| What is needed |
Reproduce the material in full, exactly as written.

########

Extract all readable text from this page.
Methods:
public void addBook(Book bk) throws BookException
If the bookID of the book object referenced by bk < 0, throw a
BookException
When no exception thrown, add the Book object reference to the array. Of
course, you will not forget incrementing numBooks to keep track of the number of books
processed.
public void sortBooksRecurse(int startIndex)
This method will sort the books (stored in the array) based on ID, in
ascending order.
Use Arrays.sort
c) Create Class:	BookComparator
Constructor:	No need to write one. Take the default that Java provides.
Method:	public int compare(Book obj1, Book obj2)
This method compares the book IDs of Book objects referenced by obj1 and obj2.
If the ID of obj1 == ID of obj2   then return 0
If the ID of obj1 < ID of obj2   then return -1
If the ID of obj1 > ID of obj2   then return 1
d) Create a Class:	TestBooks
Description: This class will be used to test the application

########

| Response to this exercise |
Extract all readable text from this page.
Methods:
public void addBook(Book bk) throws BookException
If the bookID of the book object referenced by bk < 0, throw a
BookException
When no exception thrown, add the Book object reference to the array. Of
course, you will not forget incrementing numBooks to keep track of the number of books
processed.
public void sortBooksRecurse(int startIndex)
This method will sort the books (stored in the array) based on ID, in
ascending order.
Use Arrays.sort
c) Create Class:	BookComparator
Constructor:	No need to write one. Take the default that Java provides.
Method:	public int compare(Book obj1, Book obj2)
This method compares the book IDs of Book objects referenced by obj1 and obj2.
If the ID of obj1 == ID of obj2   then return 0
If the ID of obj1 < ID of obj2   then return -1
If the ID of obj1 > ID of obj2   then return 1
d) Create a Class:	TestBooks
Description: This class will be used to test the application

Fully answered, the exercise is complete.